Task to carry out -
Can you transcribe every line exactly and leave the pictures behind?

Data for processing -
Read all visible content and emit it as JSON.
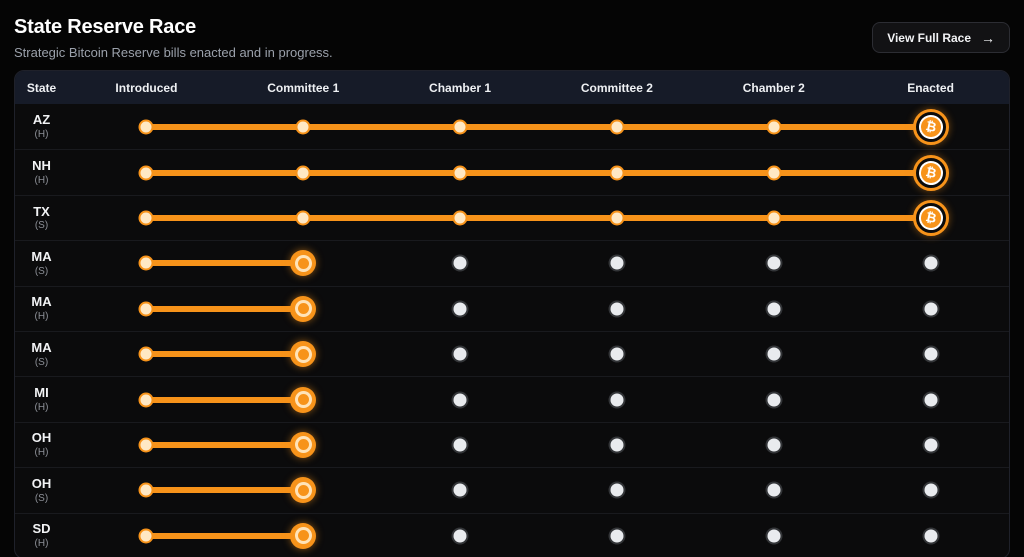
{
  "header": {
    "title": "State Reserve Race",
    "subtitle": "Strategic Bitcoin Reserve bills enacted and in progress.",
    "button_label": "View Full Race",
    "button_arrow": "→"
  },
  "table": {
    "columns": [
      "State",
      "Introduced",
      "Committee 1",
      "Chamber 1",
      "Committee 2",
      "Chamber 2",
      "Enacted"
    ],
    "stages": [
      "Introduced",
      "Committee 1",
      "Chamber 1",
      "Committee 2",
      "Chamber 2",
      "Enacted"
    ],
    "bitcoin_symbol": "₿",
    "rows": [
      {
        "state": "AZ",
        "chamber": "(H)",
        "status": "Enacted",
        "progress_index": 5
      },
      {
        "state": "NH",
        "chamber": "(H)",
        "status": "Enacted",
        "progress_index": 5
      },
      {
        "state": "TX",
        "chamber": "(S)",
        "status": "Enacted",
        "progress_index": 5
      },
      {
        "state": "MA",
        "chamber": "(S)",
        "status": "Committee 1",
        "progress_index": 1
      },
      {
        "state": "MA",
        "chamber": "(H)",
        "status": "Committee 1",
        "progress_index": 1
      },
      {
        "state": "MA",
        "chamber": "(S)",
        "status": "Committee 1",
        "progress_index": 1
      },
      {
        "state": "MI",
        "chamber": "(H)",
        "status": "Committee 1",
        "progress_index": 1
      },
      {
        "state": "OH",
        "chamber": "(H)",
        "status": "Committee 1",
        "progress_index": 1
      },
      {
        "state": "OH",
        "chamber": "(S)",
        "status": "Committee 1",
        "progress_index": 1
      },
      {
        "state": "SD",
        "chamber": "(H)",
        "status": "Committee 1",
        "progress_index": 1
      }
    ]
  },
  "colors": {
    "accent_orange": "#F7931A",
    "dot_done": "#FFE8C4",
    "dot_pending": "#E9EBEE",
    "header_bg": "#161B28",
    "card_bg": "#0B0B0C",
    "page_bg": "#050505"
  }
}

Written reply -
Read all visible content and emit it as JSON.
{
  "header": {
    "title": "State Reserve Race",
    "subtitle": "Strategic Bitcoin Reserve bills enacted and in progress.",
    "button_label": "View Full Race",
    "button_arrow": "→"
  },
  "table": {
    "columns": [
      "State",
      "Introduced",
      "Committee 1",
      "Chamber 1",
      "Committee 2",
      "Chamber 2",
      "Enacted"
    ],
    "stages": [
      "Introduced",
      "Committee 1",
      "Chamber 1",
      "Committee 2",
      "Chamber 2",
      "Enacted"
    ],
    "bitcoin_symbol": "₿",
    "rows": [
      {
        "state": "AZ",
        "chamber": "(H)",
        "status": "Enacted",
        "progress_index": 5
      },
      {
        "state": "NH",
        "chamber": "(H)",
        "status": "Enacted",
        "progress_index": 5
      },
      {
        "state": "TX",
        "chamber": "(S)",
        "status": "Enacted",
        "progress_index": 5
      },
      {
        "state": "MA",
        "chamber": "(S)",
        "status": "Committee 1",
        "progress_index": 1
      },
      {
        "state": "MA",
        "chamber": "(H)",
        "status": "Committee 1",
        "progress_index": 1
      },
      {
        "state": "MA",
        "chamber": "(S)",
        "status": "Committee 1",
        "progress_index": 1
      },
      {
        "state": "MI",
        "chamber": "(H)",
        "status": "Committee 1",
        "progress_index": 1
      },
      {
        "state": "OH",
        "chamber": "(H)",
        "status": "Committee 1",
        "progress_index": 1
      },
      {
        "state": "OH",
        "chamber": "(S)",
        "status": "Committee 1",
        "progress_index": 1
      },
      {
        "state": "SD",
        "chamber": "(H)",
        "status": "Committee 1",
        "progress_index": 1
      }
    ]
  },
  "colors": {
    "accent_orange": "#F7931A",
    "dot_done": "#FFE8C4",
    "dot_pending": "#E9EBEE",
    "header_bg": "#161B28",
    "card_bg": "#0B0B0C",
    "page_bg": "#050505"
  }
}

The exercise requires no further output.